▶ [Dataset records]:
>>>

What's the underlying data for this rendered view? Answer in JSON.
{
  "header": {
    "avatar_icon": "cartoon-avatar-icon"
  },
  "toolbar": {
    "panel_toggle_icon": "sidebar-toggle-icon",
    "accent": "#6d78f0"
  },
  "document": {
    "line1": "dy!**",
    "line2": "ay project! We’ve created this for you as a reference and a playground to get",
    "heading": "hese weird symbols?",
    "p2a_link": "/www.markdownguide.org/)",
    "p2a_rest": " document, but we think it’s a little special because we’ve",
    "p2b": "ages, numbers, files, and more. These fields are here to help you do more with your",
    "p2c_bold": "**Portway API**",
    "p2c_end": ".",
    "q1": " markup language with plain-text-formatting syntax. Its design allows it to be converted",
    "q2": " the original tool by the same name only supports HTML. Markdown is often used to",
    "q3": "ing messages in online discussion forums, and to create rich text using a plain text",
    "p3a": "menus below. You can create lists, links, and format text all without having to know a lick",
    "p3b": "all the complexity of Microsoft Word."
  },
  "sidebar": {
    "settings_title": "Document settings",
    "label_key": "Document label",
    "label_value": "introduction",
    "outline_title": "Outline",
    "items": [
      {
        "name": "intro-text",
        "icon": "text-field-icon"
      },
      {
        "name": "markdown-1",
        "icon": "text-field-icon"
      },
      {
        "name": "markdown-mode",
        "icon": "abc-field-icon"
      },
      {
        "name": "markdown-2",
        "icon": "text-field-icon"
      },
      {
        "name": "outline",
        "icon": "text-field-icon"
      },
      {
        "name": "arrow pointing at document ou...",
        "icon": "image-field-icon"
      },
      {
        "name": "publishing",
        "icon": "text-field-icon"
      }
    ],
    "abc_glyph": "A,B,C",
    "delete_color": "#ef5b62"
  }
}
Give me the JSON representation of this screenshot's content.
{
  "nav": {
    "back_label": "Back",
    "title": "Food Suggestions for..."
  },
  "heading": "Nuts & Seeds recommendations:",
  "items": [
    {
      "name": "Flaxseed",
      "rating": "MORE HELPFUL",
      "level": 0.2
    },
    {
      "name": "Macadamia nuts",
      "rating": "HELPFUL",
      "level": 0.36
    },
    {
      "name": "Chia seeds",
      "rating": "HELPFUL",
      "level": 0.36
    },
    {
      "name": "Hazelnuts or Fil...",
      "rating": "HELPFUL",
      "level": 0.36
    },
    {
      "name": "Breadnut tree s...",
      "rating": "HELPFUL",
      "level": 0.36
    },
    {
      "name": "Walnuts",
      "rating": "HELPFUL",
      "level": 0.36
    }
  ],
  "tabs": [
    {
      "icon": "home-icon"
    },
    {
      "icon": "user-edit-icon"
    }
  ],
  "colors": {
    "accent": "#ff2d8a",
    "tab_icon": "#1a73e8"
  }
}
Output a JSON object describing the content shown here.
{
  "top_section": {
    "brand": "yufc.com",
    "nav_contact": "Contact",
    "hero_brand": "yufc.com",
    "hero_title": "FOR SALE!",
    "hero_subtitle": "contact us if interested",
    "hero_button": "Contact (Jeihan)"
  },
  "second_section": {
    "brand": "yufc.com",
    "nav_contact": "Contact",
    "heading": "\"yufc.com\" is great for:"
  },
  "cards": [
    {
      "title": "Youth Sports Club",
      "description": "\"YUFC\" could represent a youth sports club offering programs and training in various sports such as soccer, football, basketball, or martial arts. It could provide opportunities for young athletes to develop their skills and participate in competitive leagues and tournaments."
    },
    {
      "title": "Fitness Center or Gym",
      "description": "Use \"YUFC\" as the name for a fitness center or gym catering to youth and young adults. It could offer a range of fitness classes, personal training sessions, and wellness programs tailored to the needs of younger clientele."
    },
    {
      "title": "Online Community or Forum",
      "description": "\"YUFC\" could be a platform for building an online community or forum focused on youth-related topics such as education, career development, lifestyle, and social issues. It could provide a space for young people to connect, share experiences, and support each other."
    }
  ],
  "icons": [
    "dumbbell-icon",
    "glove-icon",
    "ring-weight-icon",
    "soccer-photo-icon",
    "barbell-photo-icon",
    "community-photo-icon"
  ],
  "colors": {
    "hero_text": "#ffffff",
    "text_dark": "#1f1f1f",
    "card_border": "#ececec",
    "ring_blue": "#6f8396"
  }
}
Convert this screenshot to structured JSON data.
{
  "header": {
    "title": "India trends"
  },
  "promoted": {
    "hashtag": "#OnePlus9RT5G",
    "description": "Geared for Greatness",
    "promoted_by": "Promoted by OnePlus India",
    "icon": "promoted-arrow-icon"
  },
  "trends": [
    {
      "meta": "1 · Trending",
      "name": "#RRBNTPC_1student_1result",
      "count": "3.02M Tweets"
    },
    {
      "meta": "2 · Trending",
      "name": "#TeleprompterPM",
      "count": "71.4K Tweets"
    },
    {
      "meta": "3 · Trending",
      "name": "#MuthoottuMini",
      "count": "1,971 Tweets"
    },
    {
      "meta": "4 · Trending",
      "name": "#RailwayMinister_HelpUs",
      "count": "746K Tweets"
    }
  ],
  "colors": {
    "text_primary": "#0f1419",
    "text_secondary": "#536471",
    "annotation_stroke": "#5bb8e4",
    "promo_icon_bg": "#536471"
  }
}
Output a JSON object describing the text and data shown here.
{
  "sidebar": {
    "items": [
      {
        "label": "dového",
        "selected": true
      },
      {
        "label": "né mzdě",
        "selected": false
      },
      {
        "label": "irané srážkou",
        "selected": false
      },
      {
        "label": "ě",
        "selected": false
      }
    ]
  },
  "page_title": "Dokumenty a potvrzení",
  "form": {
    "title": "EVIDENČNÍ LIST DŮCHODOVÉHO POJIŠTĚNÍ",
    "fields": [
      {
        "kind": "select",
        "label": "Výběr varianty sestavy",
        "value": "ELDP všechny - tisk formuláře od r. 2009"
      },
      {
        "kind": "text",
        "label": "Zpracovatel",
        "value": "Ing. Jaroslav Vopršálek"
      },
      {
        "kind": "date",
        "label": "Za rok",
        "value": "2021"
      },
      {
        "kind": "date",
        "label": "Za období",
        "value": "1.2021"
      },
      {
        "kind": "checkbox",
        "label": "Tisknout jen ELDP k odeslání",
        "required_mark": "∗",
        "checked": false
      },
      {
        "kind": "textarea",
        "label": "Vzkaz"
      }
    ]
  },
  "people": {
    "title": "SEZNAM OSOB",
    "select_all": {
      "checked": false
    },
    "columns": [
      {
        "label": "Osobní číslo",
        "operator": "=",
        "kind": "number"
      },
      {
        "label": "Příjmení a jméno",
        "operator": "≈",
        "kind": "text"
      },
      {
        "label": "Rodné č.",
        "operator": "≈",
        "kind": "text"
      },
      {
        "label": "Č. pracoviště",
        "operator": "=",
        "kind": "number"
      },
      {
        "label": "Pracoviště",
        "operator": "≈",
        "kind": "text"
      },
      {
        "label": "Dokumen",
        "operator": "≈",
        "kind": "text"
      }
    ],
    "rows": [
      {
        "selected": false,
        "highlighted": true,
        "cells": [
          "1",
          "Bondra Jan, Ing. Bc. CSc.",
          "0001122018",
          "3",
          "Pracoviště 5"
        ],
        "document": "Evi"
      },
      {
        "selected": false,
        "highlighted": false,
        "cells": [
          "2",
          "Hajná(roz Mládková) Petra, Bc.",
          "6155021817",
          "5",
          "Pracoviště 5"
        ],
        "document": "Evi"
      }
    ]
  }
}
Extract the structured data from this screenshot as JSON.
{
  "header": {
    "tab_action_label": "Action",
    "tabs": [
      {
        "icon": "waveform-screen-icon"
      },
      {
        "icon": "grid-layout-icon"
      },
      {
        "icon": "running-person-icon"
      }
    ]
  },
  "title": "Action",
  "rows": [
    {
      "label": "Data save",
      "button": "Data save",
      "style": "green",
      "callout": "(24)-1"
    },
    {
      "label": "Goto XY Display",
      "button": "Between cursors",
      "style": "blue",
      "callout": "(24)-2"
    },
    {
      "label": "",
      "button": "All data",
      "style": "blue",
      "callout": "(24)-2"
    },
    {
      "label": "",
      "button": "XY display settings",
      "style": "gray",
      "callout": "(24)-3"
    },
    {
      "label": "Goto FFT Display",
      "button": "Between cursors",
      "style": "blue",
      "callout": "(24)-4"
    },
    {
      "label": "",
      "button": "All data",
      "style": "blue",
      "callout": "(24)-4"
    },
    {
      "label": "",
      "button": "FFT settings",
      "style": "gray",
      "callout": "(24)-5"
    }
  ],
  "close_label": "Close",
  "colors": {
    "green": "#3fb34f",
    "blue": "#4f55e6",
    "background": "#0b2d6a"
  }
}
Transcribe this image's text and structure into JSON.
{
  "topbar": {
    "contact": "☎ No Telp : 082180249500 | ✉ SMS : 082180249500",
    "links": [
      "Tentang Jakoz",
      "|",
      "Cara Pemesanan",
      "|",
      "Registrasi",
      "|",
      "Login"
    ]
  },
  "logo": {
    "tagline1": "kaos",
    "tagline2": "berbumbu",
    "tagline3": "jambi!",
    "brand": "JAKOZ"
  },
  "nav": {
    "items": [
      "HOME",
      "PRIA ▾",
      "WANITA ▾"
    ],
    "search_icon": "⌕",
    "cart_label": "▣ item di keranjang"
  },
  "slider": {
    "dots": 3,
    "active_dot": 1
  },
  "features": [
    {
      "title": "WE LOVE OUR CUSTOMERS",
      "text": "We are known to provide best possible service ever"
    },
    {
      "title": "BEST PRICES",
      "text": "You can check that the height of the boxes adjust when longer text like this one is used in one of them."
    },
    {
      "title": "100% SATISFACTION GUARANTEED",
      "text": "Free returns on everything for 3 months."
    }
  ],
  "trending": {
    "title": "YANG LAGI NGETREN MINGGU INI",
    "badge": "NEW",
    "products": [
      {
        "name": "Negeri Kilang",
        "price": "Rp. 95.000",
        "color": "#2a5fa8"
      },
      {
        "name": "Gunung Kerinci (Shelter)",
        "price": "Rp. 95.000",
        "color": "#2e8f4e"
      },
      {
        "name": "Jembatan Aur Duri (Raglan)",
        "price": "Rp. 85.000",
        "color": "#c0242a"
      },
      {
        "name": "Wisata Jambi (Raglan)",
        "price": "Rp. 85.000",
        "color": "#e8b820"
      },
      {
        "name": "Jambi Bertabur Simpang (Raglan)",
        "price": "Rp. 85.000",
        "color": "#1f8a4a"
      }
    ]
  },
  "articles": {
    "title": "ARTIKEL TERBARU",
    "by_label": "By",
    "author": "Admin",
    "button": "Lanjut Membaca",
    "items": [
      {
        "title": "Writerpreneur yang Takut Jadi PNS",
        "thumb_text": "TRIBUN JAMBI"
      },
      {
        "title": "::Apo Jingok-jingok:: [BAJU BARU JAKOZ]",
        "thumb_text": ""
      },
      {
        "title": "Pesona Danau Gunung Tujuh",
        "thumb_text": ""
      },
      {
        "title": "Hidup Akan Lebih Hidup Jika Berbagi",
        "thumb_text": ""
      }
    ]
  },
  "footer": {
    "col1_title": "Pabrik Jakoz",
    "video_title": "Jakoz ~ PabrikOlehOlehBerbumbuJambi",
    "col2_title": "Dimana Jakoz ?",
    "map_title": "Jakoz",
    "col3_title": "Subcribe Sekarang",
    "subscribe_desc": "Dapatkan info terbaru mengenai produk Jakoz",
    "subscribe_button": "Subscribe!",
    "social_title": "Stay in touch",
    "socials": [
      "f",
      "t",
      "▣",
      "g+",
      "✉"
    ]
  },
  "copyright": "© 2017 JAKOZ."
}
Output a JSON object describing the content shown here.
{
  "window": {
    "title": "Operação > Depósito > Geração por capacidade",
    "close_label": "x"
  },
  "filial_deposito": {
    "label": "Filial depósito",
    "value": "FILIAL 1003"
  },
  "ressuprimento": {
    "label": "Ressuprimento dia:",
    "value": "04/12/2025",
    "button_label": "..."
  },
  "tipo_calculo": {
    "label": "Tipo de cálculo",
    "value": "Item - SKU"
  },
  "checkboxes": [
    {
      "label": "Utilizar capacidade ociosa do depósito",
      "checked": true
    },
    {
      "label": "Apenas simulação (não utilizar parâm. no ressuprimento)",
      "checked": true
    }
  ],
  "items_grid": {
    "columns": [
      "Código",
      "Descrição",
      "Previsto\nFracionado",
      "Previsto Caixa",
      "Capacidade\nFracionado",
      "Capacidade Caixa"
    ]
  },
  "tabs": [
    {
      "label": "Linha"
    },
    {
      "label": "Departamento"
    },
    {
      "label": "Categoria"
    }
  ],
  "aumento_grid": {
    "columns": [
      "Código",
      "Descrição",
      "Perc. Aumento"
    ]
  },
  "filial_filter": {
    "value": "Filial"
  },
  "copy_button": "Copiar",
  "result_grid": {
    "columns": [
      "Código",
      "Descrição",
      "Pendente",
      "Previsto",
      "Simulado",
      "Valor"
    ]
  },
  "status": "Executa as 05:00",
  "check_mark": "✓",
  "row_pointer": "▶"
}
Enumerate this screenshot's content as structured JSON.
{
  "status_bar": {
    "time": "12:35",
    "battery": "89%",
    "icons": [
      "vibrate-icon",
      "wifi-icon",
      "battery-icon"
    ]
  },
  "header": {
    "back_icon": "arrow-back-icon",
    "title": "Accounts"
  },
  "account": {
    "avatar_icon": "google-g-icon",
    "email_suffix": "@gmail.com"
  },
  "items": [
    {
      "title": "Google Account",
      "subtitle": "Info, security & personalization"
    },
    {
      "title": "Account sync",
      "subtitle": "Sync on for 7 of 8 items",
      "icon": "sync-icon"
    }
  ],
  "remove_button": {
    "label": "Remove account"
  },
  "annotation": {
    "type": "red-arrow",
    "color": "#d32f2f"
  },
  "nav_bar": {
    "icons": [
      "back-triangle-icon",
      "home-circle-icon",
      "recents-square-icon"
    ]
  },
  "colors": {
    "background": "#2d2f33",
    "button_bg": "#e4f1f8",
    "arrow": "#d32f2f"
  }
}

<<<

▶ [What to do]:
Copy in full each line that holds the word "could".

▶ [Response for this exercise]:
      "description": "\"YUFC\" could represent a youth sports club offering programs and training in various sports such as soccer, football, basketball, or martial arts. It could provide opportunities for young athletes to develop their skills and participate in competitive leagues and tournaments."
      "description": "Use \"YUFC\" as the name for a fitness center or gym catering to youth and young adults. It could offer a range of fitness classes, personal training sessions, and wellness programs tailored to the needs of younger clientele."
      "description": "\"YUFC\" could be a platform for building an online community or forum focused on youth-related topics such as education, career development, lifestyle, and social issues. It could provide a space for young people to connect, share experiences, and support each other."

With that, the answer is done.